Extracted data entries
◇ ◇ ◇ ◇
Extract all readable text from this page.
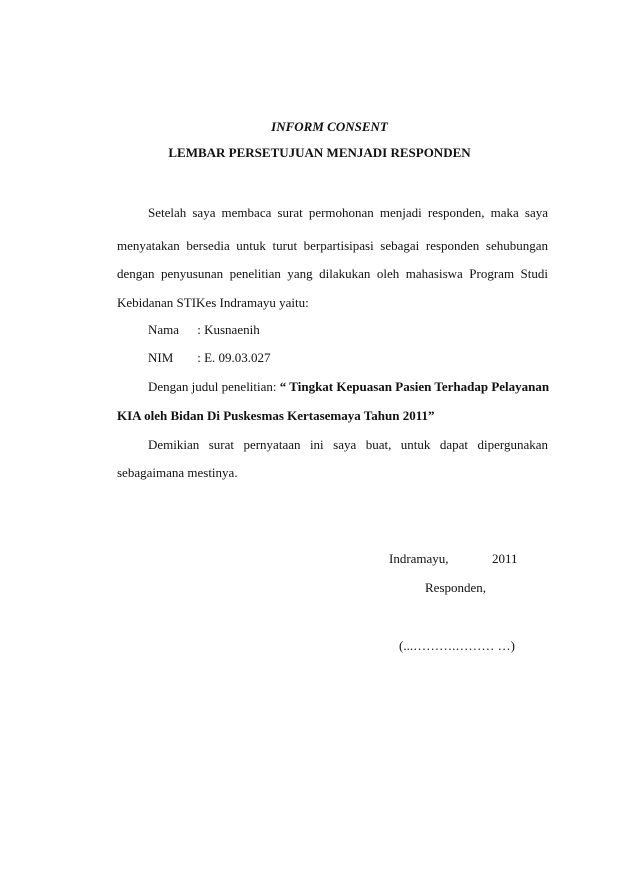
INFORM CONSENT
LEMBAR PERSETUJUAN MENJADI RESPONDEN
Setelah saya membaca surat permohonan menjadi responden, maka saya
menyatakan bersedia untuk turut berpartisipasi sebagai responden sehubungan
dengan penyusunan penelitian yang dilakukan oleh mahasiswa Program Studi
Kebidanan STIKes Indramayu yaitu:
Nama : Kusnaenih
NIM : E. 09.03.027
Dengan judul penelitian: “ Tingkat Kepuasan Pasien Terhadap Pelayanan
KIA oleh Bidan Di Puskesmas Kertasemaya Tahun 2011”
Demikian surat pernyataan ini saya buat, untuk dapat dipergunakan
sebagaimana mestinya.
Indramayu,	2011
Responden,
(...……….……… …)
◇ ◇ ◇ ◇
- _TASK STATEMENT_
Transcribe the records above verbatim. Do not carry over any picture.

- _THE SOLUTION_
Extract all readable text from this page.
INFORM CONSENT
LEMBAR PERSETUJUAN MENJADI RESPONDEN
Setelah saya membaca surat permohonan menjadi responden, maka saya
menyatakan bersedia untuk turut berpartisipasi sebagai responden sehubungan
dengan penyusunan penelitian yang dilakukan oleh mahasiswa Program Studi
Kebidanan STIKes Indramayu yaitu:
Nama : Kusnaenih
NIM : E. 09.03.027
Dengan judul penelitian: “ Tingkat Kepuasan Pasien Terhadap Pelayanan
KIA oleh Bidan Di Puskesmas Kertasemaya Tahun 2011”
Demikian surat pernyataan ini saya buat, untuk dapat dipergunakan
sebagaimana mestinya.
Indramayu,	2011
Responden,
(...……….……… …)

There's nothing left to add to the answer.